Start

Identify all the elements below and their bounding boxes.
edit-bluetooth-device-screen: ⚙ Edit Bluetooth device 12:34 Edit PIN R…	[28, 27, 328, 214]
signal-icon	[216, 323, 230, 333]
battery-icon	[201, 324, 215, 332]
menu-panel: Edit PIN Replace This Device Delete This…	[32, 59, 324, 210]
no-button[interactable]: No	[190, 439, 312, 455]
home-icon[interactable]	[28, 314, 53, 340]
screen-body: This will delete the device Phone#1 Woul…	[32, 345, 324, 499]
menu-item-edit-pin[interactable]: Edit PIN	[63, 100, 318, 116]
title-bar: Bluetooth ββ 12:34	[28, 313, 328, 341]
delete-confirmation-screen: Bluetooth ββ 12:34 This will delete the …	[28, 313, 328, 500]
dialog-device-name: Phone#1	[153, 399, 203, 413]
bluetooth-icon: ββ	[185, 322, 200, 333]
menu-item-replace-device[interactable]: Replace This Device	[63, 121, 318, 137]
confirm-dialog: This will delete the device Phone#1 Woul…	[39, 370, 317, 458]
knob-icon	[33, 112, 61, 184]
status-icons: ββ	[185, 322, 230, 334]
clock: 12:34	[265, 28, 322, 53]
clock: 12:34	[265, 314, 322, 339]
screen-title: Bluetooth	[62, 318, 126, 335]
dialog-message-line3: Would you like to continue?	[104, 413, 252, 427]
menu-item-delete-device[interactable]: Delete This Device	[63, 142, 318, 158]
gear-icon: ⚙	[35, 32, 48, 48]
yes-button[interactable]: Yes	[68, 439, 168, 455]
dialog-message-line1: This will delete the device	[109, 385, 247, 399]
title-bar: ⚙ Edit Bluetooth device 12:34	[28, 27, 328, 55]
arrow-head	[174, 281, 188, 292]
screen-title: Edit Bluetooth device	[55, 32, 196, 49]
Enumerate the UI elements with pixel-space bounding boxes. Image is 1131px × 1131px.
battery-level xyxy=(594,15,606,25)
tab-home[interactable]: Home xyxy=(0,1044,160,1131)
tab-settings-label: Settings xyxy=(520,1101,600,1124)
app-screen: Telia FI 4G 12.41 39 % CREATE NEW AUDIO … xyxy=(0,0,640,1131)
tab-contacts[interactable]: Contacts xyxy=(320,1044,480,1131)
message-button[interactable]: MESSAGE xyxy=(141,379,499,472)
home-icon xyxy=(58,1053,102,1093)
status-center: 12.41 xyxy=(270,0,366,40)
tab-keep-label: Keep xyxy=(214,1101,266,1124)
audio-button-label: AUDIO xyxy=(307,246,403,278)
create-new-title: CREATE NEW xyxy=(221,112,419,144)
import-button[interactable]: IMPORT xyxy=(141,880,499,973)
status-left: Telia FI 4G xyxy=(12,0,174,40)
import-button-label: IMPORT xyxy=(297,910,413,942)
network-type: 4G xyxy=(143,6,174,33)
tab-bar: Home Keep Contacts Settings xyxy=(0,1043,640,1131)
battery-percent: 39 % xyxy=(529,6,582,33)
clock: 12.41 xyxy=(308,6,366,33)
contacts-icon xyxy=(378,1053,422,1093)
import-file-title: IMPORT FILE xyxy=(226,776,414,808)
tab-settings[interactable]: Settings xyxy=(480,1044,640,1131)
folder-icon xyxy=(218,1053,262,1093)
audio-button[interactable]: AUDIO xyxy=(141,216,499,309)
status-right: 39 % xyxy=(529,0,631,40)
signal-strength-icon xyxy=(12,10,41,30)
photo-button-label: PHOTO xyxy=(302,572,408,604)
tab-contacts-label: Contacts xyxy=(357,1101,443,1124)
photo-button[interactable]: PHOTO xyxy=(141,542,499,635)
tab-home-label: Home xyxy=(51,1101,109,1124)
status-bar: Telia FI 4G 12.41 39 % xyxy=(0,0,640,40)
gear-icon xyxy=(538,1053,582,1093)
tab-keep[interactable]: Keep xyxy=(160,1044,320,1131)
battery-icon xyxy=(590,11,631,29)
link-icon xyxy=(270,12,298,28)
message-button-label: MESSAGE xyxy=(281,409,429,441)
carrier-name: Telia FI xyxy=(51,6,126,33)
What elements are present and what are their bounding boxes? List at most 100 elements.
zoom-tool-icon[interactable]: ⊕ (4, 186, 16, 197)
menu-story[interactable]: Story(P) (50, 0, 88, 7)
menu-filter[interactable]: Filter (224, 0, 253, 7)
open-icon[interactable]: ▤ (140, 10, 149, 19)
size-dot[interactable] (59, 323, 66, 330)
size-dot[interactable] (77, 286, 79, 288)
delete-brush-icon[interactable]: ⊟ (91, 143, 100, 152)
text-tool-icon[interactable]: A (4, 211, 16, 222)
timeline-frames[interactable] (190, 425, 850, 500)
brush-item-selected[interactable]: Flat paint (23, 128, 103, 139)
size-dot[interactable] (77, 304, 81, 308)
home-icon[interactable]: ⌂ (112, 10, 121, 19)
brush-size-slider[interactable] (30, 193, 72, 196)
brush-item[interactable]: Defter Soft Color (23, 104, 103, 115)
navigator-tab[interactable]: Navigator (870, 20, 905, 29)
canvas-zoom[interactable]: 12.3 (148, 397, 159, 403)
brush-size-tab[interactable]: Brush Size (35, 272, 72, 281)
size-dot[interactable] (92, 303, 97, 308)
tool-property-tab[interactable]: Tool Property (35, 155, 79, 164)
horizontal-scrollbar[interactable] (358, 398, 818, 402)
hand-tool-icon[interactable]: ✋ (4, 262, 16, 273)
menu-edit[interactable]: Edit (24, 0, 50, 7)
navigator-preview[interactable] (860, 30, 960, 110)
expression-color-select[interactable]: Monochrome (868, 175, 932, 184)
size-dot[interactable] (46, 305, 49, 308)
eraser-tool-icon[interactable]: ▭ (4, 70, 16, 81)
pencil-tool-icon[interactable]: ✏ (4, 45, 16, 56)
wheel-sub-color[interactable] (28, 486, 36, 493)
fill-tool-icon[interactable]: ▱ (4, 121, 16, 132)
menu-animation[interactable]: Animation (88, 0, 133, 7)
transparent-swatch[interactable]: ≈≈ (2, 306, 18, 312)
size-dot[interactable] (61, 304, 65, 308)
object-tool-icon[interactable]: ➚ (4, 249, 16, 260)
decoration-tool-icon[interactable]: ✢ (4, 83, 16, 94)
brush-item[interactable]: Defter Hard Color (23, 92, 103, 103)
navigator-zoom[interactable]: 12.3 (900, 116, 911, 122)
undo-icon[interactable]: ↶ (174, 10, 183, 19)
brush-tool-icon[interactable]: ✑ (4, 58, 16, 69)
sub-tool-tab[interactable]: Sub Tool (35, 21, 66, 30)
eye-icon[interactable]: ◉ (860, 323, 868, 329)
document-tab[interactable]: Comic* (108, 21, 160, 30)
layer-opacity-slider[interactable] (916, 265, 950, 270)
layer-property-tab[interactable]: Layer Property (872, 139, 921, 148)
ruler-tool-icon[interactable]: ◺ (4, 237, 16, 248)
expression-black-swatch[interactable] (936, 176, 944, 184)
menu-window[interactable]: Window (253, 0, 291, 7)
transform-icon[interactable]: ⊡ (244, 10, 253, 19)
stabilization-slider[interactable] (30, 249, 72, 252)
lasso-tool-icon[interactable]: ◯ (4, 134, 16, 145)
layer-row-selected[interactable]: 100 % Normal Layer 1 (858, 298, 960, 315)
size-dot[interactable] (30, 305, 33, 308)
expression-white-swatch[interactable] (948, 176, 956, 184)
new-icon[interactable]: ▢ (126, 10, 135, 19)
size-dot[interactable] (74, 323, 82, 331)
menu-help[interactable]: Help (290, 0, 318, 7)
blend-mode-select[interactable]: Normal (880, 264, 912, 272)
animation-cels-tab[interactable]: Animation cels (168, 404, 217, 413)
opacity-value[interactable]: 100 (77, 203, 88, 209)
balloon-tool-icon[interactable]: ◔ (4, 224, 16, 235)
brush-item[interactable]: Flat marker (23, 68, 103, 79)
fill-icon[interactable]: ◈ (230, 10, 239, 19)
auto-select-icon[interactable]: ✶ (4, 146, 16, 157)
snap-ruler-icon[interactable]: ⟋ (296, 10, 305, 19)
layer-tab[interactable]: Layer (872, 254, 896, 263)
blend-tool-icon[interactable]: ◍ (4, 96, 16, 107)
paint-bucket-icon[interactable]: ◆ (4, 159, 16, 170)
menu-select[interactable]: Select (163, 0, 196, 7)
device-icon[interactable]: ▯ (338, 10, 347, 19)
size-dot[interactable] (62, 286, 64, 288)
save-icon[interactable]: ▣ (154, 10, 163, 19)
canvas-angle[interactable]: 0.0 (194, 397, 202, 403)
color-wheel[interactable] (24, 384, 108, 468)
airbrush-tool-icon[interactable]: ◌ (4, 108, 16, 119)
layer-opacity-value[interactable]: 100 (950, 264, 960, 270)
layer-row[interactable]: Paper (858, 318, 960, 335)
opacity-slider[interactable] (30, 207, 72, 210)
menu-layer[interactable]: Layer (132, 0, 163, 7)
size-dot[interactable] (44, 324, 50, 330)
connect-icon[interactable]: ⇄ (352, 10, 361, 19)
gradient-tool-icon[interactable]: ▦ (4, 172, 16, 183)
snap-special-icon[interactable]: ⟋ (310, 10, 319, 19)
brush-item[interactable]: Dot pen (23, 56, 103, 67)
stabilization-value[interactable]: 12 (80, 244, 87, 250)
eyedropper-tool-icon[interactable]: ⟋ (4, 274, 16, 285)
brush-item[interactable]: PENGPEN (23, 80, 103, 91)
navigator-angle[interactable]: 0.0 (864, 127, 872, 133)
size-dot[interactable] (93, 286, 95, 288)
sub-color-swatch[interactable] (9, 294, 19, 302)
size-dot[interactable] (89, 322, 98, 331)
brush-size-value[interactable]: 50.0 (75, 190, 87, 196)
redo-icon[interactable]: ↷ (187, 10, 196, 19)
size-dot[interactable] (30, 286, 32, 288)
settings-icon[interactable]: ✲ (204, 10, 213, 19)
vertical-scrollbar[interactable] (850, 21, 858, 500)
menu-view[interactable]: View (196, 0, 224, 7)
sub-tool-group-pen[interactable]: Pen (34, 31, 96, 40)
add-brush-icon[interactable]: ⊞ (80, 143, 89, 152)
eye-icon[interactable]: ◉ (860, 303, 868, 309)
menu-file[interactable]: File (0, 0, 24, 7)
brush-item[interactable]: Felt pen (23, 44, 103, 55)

End

> **THE TASK**
Copy out the rows unchanged, starting at the first row and ending at the row that contains "439, 312, 455]".

> **TASK RESULT**
Identify all the elements below and their bounding boxes.
edit-bluetooth-device-screen: ⚙ Edit Bluetooth device 12:34 Edit PIN R…	[28, 27, 328, 214]
signal-icon	[216, 323, 230, 333]
battery-icon	[201, 324, 215, 332]
menu-panel: Edit PIN Replace This Device Delete This…	[32, 59, 324, 210]
no-button[interactable]: No	[190, 439, 312, 455]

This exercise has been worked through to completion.